▸ **TEXT EXCERPT**:
══════════════════════════════
A flux bridge 62 may extend around the outer circumference of the flux source 52 and alternate flux paths 54a, 54b. The flux bridge 62 typically either contacts both the flux source 52 and alternate flux paths 54a, 54b or is attached thereto. The flux bridge 62 may be made of a magnetically permeable material to ensure that magnetic flux passes freely from the flux source 52 and the alternate flux paths 54a, 54b.
The radial cross section of the alternate flux paths 54a, 54b and flux source 52 may be chosen to ensure proper conduction of magnetic flux therealong. Inasmuch as the illustrated radial cross sections of the alternate flux paths 54a, 54b and flux source 52 are revolved around the longitudinal axis 58, the area through which magnetic flux must pass may be kept constant by narrowing the widths 64 thereof with distance from the longitudinal axis 58. Proximate the flux modulating piston 56, the alternate flux paths 54a, 54b and flux source 52 may have a widths 66 chosen to increase conduction of magnetic flux therefrom to the piston 56.
══════════════════════════════
▸ **COMPLETE THE FOLLOWING**:
[1] In the flux path passage, why may the widths 64 of the alternate flux paths and flux source be narrowed with distance from the longitudinal axis 58?
[2] Reproduce the part of the flux path passage starting with "A flux bridge" and going on through "the alternate flux paths 54a, 54b.".

▸ **AVAILABLE DATA**:
══════════════════════════════
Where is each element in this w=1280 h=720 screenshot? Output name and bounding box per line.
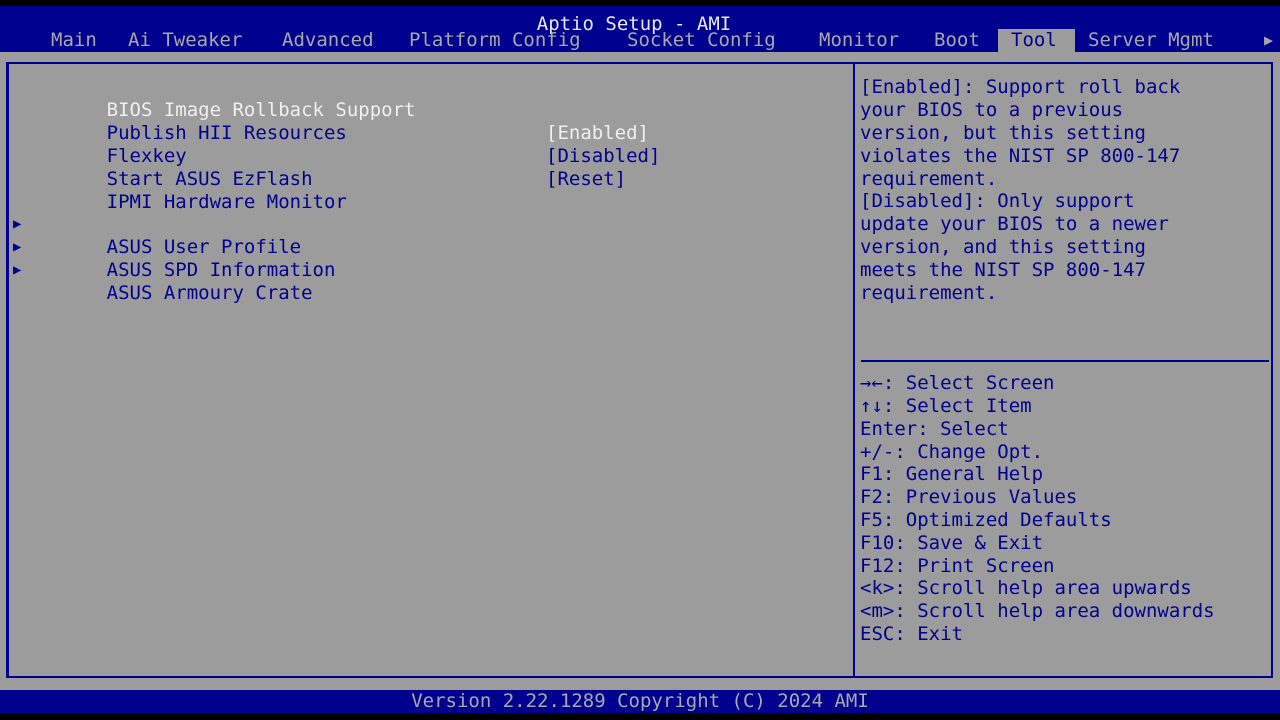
══════════════════════════════
▸ **SOLUTIONS**:
[1] Their radial cross sections are revolved around the longitudinal axis 58. Narrowing the widths 64 as the distance from that axis increases keeps constant the area through which magnetic flux must pass.

[2]
A flux bridge 62 may extend around the outer circumference of the flux source 52 and alternate flux paths 54a, 54b. The flux bridge 62 typically either contacts both the flux source 52 and alternate flux paths 54a, 54b or is attached thereto. The flux bridge 62 may be made of a magnetically permeable material to ensure that magnetic flux passes freely from the flux source 52 and the alternate flux paths 54a, 54b.